> **TASK REQUIREMENTS**: How many lines in the records below contain the word "from"? Give only the number.

(Dataset records)

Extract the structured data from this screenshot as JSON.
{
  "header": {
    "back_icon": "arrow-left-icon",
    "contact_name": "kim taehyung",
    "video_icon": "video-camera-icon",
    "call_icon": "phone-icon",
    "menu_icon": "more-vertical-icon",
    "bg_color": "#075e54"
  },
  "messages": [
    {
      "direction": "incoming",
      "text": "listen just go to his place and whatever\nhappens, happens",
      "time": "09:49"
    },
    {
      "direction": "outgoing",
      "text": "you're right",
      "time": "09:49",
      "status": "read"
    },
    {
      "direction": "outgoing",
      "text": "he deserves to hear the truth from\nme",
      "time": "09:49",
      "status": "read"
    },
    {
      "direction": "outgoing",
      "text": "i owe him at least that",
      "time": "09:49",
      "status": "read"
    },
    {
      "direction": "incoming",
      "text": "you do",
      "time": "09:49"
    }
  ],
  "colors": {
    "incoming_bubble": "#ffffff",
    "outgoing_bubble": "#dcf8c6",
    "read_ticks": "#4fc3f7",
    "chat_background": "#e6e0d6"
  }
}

> **RESPONSE TO THIS EXERCISE**: 2